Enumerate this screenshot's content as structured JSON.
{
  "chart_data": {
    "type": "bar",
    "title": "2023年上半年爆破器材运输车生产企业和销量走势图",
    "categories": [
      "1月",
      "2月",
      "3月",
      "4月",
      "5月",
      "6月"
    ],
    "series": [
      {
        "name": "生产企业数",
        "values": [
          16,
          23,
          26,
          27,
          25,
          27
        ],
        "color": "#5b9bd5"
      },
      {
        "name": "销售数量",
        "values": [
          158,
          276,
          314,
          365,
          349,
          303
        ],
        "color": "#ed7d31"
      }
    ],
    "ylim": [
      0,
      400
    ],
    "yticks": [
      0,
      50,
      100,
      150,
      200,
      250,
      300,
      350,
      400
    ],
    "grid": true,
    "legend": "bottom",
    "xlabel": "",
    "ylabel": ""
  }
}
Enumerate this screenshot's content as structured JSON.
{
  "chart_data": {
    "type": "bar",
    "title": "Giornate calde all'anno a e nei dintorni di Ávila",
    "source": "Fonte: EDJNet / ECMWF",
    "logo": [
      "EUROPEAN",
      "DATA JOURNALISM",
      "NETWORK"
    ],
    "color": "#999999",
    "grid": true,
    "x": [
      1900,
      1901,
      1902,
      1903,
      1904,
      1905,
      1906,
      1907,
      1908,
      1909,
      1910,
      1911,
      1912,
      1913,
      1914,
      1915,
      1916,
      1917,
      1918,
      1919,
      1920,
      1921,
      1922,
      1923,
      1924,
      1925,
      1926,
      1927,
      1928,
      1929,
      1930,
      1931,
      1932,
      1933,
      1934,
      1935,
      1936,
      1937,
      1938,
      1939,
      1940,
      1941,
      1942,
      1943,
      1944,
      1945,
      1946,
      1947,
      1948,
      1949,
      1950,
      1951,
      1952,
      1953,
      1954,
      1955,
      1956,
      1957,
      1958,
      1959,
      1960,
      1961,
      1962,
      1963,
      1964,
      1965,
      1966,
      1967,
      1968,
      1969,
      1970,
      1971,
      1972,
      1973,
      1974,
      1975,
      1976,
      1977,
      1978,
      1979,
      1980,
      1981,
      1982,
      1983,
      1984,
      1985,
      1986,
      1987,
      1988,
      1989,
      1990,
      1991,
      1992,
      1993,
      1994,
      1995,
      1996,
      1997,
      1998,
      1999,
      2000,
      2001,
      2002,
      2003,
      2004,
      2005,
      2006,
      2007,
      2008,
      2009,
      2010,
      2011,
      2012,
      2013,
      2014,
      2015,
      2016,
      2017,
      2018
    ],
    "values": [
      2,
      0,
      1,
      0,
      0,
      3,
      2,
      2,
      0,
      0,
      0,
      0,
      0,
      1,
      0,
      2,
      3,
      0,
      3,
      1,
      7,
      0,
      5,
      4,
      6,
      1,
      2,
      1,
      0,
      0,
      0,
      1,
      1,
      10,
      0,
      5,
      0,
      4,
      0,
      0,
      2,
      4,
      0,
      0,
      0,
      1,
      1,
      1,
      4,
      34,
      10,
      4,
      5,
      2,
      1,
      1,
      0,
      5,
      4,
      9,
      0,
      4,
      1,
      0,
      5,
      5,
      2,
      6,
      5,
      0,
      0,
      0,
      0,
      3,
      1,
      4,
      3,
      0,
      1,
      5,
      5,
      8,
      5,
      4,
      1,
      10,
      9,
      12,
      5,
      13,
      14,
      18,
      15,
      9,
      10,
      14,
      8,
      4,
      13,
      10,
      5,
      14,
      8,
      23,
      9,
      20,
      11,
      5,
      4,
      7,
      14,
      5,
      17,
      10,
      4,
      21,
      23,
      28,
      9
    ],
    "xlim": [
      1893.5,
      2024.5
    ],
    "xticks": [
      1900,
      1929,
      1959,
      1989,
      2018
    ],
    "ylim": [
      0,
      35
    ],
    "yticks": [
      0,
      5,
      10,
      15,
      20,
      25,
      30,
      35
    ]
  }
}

-=-=-

What is required: Copy out all of the lines above exactly.

Exercise answer:
Enumerate this screenshot's content as structured JSON.
{
  "chart_data": {
    "type": "bar",
    "title": "2023年上半年爆破器材运输车生产企业和销量走势图",
    "categories": [
      "1月",
      "2月",
      "3月",
      "4月",
      "5月",
      "6月"
    ],
    "series": [
      {
        "name": "生产企业数",
        "values": [
          16,
          23,
          26,
          27,
          25,
          27
        ],
        "color": "#5b9bd5"
      },
      {
        "name": "销售数量",
        "values": [
          158,
          276,
          314,
          365,
          349,
          303
        ],
        "color": "#ed7d31"
      }
    ],
    "ylim": [
      0,
      400
    ],
    "yticks": [
      0,
      50,
      100,
      150,
      200,
      250,
      300,
      350,
      400
    ],
    "grid": true,
    "legend": "bottom",
    "xlabel": "",
    "ylabel": ""
  }
}
Enumerate this screenshot's content as structured JSON.
{
  "chart_data": {
    "type": "bar",
    "title": "Giornate calde all'anno a e nei dintorni di Ávila",
    "source": "Fonte: EDJNet / ECMWF",
    "logo": [
      "EUROPEAN",
      "DATA JOURNALISM",
      "NETWORK"
    ],
    "color": "#999999",
    "grid": true,
    "x": [
      1900,
      1901,
      1902,
      1903,
      1904,
      1905,
      1906,
      1907,
      1908,
      1909,
      1910,
      1911,
      1912,
      1913,
      1914,
      1915,
      1916,
      1917,
      1918,
      1919,
      1920,
      1921,
      1922,
      1923,
      1924,
      1925,
      1926,
      1927,
      1928,
      1929,
      1930,
      1931,
      1932,
      1933,
      1934,
      1935,
      1936,
      1937,
      1938,
      1939,
      1940,
      1941,
      1942,
      1943,
      1944,
      1945,
      1946,
      1947,
      1948,
      1949,
      1950,
      1951,
      1952,
      1953,
      1954,
      1955,
      1956,
      1957,
      1958,
      1959,
      1960,
      1961,
      1962,
      1963,
      1964,
      1965,
      1966,
      1967,
      1968,
      1969,
      1970,
      1971,
      1972,
      1973,
      1974,
      1975,
      1976,
      1977,
      1978,
      1979,
      1980,
      1981,
      1982,
      1983,
      1984,
      1985,
      1986,
      1987,
      1988,
      1989,
      1990,
      1991,
      1992,
      1993,
      1994,
      1995,
      1996,
      1997,
      1998,
      1999,
      2000,
      2001,
      2002,
      2003,
      2004,
      2005,
      2006,
      2007,
      2008,
      2009,
      2010,
      2011,
      2012,
      2013,
      2014,
      2015,
      2016,
      2017,
      2018
    ],
    "values": [
      2,
      0,
      1,
      0,
      0,
      3,
      2,
      2,
      0,
      0,
      0,
      0,
      0,
      1,
      0,
      2,
      3,
      0,
      3,
      1,
      7,
      0,
      5,
      4,
      6,
      1,
      2,
      1,
      0,
      0,
      0,
      1,
      1,
      10,
      0,
      5,
      0,
      4,
      0,
      0,
      2,
      4,
      0,
      0,
      0,
      1,
      1,
      1,
      4,
      34,
      10,
      4,
      5,
      2,
      1,
      1,
      0,
      5,
      4,
      9,
      0,
      4,
      1,
      0,
      5,
      5,
      2,
      6,
      5,
      0,
      0,
      0,
      0,
      3,
      1,
      4,
      3,
      0,
      1,
      5,
      5,
      8,
      5,
      4,
      1,
      10,
      9,
      12,
      5,
      13,
      14,
      18,
      15,
      9,
      10,
      14,
      8,
      4,
      13,
      10,
      5,
      14,
      8,
      23,
      9,
      20,
      11,
      5,
      4,
      7,
      14,
      5,
      17,
      10,
      4,
      21,
      23,
      28,
      9
    ],
    "xlim": [
      1893.5,
      2024.5
    ],
    "xticks": [
      1900,
      1929,
      1959,
      1989,
      2018
    ],
    "ylim": [
      0,
      35
    ],
    "yticks": [
      0,
      5,
      10,
      15,
      20,
      25,
      30,
      35
    ]
  }
}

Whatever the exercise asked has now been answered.